= Exercise prompt =
From the listing below, select every line where the word "fires" appears.

= Records =
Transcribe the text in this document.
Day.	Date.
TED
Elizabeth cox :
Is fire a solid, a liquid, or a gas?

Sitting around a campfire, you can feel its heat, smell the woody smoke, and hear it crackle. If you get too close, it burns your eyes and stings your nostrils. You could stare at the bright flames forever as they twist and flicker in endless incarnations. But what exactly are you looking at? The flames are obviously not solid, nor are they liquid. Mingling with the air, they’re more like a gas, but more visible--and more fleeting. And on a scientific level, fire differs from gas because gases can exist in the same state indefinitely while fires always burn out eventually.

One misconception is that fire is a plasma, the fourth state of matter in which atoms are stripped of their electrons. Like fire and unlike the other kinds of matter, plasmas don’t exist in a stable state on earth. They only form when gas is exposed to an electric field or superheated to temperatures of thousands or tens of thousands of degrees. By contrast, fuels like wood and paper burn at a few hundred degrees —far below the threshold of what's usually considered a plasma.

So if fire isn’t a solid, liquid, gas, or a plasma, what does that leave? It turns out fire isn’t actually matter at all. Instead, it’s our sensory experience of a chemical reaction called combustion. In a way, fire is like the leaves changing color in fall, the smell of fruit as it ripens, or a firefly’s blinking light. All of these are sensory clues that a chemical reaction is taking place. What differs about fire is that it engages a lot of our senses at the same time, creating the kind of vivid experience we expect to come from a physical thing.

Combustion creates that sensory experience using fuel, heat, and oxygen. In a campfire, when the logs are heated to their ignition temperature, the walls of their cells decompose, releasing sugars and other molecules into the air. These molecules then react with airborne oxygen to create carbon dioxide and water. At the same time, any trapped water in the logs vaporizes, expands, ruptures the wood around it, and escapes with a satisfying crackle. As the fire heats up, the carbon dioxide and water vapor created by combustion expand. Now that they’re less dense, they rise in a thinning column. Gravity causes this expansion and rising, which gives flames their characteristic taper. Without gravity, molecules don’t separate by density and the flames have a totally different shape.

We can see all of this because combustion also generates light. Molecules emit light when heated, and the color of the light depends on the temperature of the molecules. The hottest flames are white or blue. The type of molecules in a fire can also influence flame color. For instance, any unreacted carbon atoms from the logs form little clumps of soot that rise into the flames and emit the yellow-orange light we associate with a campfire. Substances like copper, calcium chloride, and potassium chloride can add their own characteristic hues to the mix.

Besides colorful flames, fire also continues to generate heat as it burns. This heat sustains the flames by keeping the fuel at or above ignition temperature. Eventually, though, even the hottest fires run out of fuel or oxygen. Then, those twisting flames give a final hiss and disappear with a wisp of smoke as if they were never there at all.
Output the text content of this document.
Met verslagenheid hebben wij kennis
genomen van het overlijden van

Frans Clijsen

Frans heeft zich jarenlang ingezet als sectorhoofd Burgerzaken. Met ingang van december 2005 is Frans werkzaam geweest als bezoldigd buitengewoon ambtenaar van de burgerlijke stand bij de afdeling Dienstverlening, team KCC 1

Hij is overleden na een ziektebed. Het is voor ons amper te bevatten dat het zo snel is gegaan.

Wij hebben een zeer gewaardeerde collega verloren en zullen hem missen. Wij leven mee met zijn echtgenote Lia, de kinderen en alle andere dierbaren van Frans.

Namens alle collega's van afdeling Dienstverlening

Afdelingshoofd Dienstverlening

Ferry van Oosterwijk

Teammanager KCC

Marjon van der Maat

= Expected answer =
Sitting around a campfire, you can feel its heat, smell the woody smoke, and hear it crackle. If you get too close, it burns your eyes and stings your nostrils. You could stare at the bright flames forever as they twist and flicker in endless incarnations. But what exactly are you looking at? The flames are obviously not solid, nor are they liquid. Mingling with the air, they’re more like a gas, but more visible--and more fleeting. And on a scientific level, fire differs from gas because gases can exist in the same state indefinitely while fires always burn out eventually.
Besides colorful flames, fire also continues to generate heat as it burns. This heat sustains the flames by keeping the fuel at or above ignition temperature. Eventually, though, even the hottest fires run out of fuel or oxygen. Then, those twisting flames give a final hiss and disappear with a wisp of smoke as if they were never there at all.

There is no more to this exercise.